WHAT YOU SHOULD DO —
The records below must be reproduced exactly, excluding any pictures.

[Source records]
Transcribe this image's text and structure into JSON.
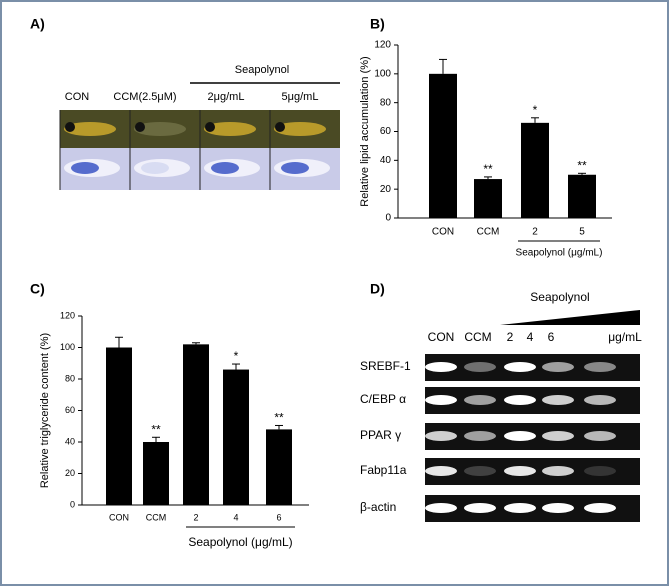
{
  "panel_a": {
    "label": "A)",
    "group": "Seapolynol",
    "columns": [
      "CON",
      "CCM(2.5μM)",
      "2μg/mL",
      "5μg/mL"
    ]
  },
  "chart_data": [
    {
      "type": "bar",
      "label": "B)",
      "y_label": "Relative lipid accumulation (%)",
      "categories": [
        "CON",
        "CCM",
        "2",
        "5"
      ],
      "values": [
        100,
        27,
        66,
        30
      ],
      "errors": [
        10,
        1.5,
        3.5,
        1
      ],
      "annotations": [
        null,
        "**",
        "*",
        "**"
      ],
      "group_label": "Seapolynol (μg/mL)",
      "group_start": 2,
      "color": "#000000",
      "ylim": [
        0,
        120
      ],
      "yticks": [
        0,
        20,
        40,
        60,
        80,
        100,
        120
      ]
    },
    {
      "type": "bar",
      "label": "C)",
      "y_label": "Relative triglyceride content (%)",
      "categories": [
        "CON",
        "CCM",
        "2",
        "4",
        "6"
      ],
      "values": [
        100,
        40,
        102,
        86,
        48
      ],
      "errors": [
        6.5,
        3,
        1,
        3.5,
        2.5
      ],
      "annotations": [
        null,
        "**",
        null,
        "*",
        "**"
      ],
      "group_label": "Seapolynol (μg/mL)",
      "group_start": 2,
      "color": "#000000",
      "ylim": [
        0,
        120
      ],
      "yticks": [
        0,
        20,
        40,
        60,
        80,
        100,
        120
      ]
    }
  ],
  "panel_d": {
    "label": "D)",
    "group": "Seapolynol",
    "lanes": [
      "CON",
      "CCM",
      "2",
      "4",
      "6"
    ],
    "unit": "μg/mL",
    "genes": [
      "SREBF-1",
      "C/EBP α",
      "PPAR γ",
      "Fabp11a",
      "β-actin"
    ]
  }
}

WRITTEN ANSWER —
Transcribe this image's text and structure into JSON.
{
  "panel_a": {
    "label": "A)",
    "group": "Seapolynol",
    "columns": [
      "CON",
      "CCM(2.5μM)",
      "2μg/mL",
      "5μg/mL"
    ]
  },
  "chart_data": [
    {
      "type": "bar",
      "label": "B)",
      "y_label": "Relative lipid accumulation (%)",
      "categories": [
        "CON",
        "CCM",
        "2",
        "5"
      ],
      "values": [
        100,
        27,
        66,
        30
      ],
      "errors": [
        10,
        1.5,
        3.5,
        1
      ],
      "annotations": [
        null,
        "**",
        "*",
        "**"
      ],
      "group_label": "Seapolynol (μg/mL)",
      "group_start": 2,
      "color": "#000000",
      "ylim": [
        0,
        120
      ],
      "yticks": [
        0,
        20,
        40,
        60,
        80,
        100,
        120
      ]
    },
    {
      "type": "bar",
      "label": "C)",
      "y_label": "Relative triglyceride content (%)",
      "categories": [
        "CON",
        "CCM",
        "2",
        "4",
        "6"
      ],
      "values": [
        100,
        40,
        102,
        86,
        48
      ],
      "errors": [
        6.5,
        3,
        1,
        3.5,
        2.5
      ],
      "annotations": [
        null,
        "**",
        null,
        "*",
        "**"
      ],
      "group_label": "Seapolynol (μg/mL)",
      "group_start": 2,
      "color": "#000000",
      "ylim": [
        0,
        120
      ],
      "yticks": [
        0,
        20,
        40,
        60,
        80,
        100,
        120
      ]
    }
  ],
  "panel_d": {
    "label": "D)",
    "group": "Seapolynol",
    "lanes": [
      "CON",
      "CCM",
      "2",
      "4",
      "6"
    ],
    "unit": "μg/mL",
    "genes": [
      "SREBF-1",
      "C/EBP α",
      "PPAR γ",
      "Fabp11a",
      "β-actin"
    ]
  }
}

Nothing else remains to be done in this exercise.